MATERIAL FOR THIS TASK:
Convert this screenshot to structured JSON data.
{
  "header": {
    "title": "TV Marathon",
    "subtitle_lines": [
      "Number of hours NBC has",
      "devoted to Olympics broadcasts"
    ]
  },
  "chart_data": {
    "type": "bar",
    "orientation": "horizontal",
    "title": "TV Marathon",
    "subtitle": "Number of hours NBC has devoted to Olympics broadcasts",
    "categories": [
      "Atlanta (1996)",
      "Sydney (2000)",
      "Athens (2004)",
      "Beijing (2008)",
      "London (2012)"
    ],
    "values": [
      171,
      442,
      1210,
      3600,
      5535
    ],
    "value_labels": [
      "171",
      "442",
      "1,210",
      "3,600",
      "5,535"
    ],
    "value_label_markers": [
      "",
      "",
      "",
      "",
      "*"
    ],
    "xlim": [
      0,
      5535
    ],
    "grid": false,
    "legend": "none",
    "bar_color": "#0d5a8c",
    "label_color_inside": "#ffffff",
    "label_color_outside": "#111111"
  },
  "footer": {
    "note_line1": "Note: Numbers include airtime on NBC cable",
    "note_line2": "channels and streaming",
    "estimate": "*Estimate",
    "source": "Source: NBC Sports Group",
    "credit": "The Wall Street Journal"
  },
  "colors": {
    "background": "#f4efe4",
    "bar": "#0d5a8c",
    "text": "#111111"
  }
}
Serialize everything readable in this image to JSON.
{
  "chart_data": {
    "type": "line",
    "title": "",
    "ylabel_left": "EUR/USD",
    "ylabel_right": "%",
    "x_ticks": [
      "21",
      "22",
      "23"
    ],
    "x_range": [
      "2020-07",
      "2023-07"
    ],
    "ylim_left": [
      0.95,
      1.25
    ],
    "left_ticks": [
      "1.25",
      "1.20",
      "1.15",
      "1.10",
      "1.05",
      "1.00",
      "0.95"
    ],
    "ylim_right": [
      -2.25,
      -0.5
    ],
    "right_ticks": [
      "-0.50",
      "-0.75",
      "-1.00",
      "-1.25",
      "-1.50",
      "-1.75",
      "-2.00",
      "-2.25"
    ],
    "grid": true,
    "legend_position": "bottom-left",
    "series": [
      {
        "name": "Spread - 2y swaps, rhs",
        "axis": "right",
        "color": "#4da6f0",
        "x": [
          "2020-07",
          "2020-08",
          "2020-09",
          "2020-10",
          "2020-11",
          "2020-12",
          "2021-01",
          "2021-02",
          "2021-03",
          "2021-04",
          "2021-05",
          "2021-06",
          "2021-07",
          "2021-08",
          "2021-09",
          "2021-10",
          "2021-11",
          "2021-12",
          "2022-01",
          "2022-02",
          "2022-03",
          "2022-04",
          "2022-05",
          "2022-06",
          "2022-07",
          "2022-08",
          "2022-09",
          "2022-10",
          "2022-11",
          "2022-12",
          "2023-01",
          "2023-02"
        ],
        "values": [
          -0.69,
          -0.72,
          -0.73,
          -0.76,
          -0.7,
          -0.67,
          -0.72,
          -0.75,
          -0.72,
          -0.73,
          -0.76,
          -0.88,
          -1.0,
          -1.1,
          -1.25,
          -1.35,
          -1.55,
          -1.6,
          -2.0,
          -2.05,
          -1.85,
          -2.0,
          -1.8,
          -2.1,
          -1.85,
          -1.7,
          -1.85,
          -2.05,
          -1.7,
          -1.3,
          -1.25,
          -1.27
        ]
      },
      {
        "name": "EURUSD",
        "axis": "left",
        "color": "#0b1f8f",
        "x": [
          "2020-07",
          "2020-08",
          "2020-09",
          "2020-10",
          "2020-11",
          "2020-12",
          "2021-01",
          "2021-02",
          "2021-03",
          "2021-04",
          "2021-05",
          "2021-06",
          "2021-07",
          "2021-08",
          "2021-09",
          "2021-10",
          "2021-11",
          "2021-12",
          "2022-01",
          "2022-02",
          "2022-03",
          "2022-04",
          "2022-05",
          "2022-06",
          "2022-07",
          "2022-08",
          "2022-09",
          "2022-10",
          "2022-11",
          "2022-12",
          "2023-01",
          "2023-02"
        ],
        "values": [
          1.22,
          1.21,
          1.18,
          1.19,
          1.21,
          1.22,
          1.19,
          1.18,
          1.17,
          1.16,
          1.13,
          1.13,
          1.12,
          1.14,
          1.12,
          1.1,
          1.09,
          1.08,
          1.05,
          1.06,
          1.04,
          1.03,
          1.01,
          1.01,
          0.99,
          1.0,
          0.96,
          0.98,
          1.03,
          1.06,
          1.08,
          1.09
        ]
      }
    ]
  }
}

BRIEF: Reproduce each record exactly, leaving nothing out.

ANSWER TO THIS TASK:
Convert this screenshot to structured JSON data.
{
  "header": {
    "title": "TV Marathon",
    "subtitle_lines": [
      "Number of hours NBC has",
      "devoted to Olympics broadcasts"
    ]
  },
  "chart_data": {
    "type": "bar",
    "orientation": "horizontal",
    "title": "TV Marathon",
    "subtitle": "Number of hours NBC has devoted to Olympics broadcasts",
    "categories": [
      "Atlanta (1996)",
      "Sydney (2000)",
      "Athens (2004)",
      "Beijing (2008)",
      "London (2012)"
    ],
    "values": [
      171,
      442,
      1210,
      3600,
      5535
    ],
    "value_labels": [
      "171",
      "442",
      "1,210",
      "3,600",
      "5,535"
    ],
    "value_label_markers": [
      "",
      "",
      "",
      "",
      "*"
    ],
    "xlim": [
      0,
      5535
    ],
    "grid": false,
    "legend": "none",
    "bar_color": "#0d5a8c",
    "label_color_inside": "#ffffff",
    "label_color_outside": "#111111"
  },
  "footer": {
    "note_line1": "Note: Numbers include airtime on NBC cable",
    "note_line2": "channels and streaming",
    "estimate": "*Estimate",
    "source": "Source: NBC Sports Group",
    "credit": "The Wall Street Journal"
  },
  "colors": {
    "background": "#f4efe4",
    "bar": "#0d5a8c",
    "text": "#111111"
  }
}
Serialize everything readable in this image to JSON.
{
  "chart_data": {
    "type": "line",
    "title": "",
    "ylabel_left": "EUR/USD",
    "ylabel_right": "%",
    "x_ticks": [
      "21",
      "22",
      "23"
    ],
    "x_range": [
      "2020-07",
      "2023-07"
    ],
    "ylim_left": [
      0.95,
      1.25
    ],
    "left_ticks": [
      "1.25",
      "1.20",
      "1.15",
      "1.10",
      "1.05",
      "1.00",
      "0.95"
    ],
    "ylim_right": [
      -2.25,
      -0.5
    ],
    "right_ticks": [
      "-0.50",
      "-0.75",
      "-1.00",
      "-1.25",
      "-1.50",
      "-1.75",
      "-2.00",
      "-2.25"
    ],
    "grid": true,
    "legend_position": "bottom-left",
    "series": [
      {
        "name": "Spread - 2y swaps, rhs",
        "axis": "right",
        "color": "#4da6f0",
        "x": [
          "2020-07",
          "2020-08",
          "2020-09",
          "2020-10",
          "2020-11",
          "2020-12",
          "2021-01",
          "2021-02",
          "2021-03",
          "2021-04",
          "2021-05",
          "2021-06",
          "2021-07",
          "2021-08",
          "2021-09",
          "2021-10",
          "2021-11",
          "2021-12",
          "2022-01",
          "2022-02",
          "2022-03",
          "2022-04",
          "2022-05",
          "2022-06",
          "2022-07",
          "2022-08",
          "2022-09",
          "2022-10",
          "2022-11",
          "2022-12",
          "2023-01",
          "2023-02"
        ],
        "values": [
          -0.69,
          -0.72,
          -0.73,
          -0.76,
          -0.7,
          -0.67,
          -0.72,
          -0.75,
          -0.72,
          -0.73,
          -0.76,
          -0.88,
          -1.0,
          -1.1,
          -1.25,
          -1.35,
          -1.55,
          -1.6,
          -2.0,
          -2.05,
          -1.85,
          -2.0,
          -1.8,
          -2.1,
          -1.85,
          -1.7,
          -1.85,
          -2.05,
          -1.7,
          -1.3,
          -1.25,
          -1.27
        ]
      },
      {
        "name": "EURUSD",
        "axis": "left",
        "color": "#0b1f8f",
        "x": [
          "2020-07",
          "2020-08",
          "2020-09",
          "2020-10",
          "2020-11",
          "2020-12",
          "2021-01",
          "2021-02",
          "2021-03",
          "2021-04",
          "2021-05",
          "2021-06",
          "2021-07",
          "2021-08",
          "2021-09",
          "2021-10",
          "2021-11",
          "2021-12",
          "2022-01",
          "2022-02",
          "2022-03",
          "2022-04",
          "2022-05",
          "2022-06",
          "2022-07",
          "2022-08",
          "2022-09",
          "2022-10",
          "2022-11",
          "2022-12",
          "2023-01",
          "2023-02"
        ],
        "values": [
          1.22,
          1.21,
          1.18,
          1.19,
          1.21,
          1.22,
          1.19,
          1.18,
          1.17,
          1.16,
          1.13,
          1.13,
          1.12,
          1.14,
          1.12,
          1.1,
          1.09,
          1.08,
          1.05,
          1.06,
          1.04,
          1.03,
          1.01,
          1.01,
          0.99,
          1.0,
          0.96,
          0.98,
          1.03,
          1.06,
          1.08,
          1.09
        ]
      }
    ]
  }
}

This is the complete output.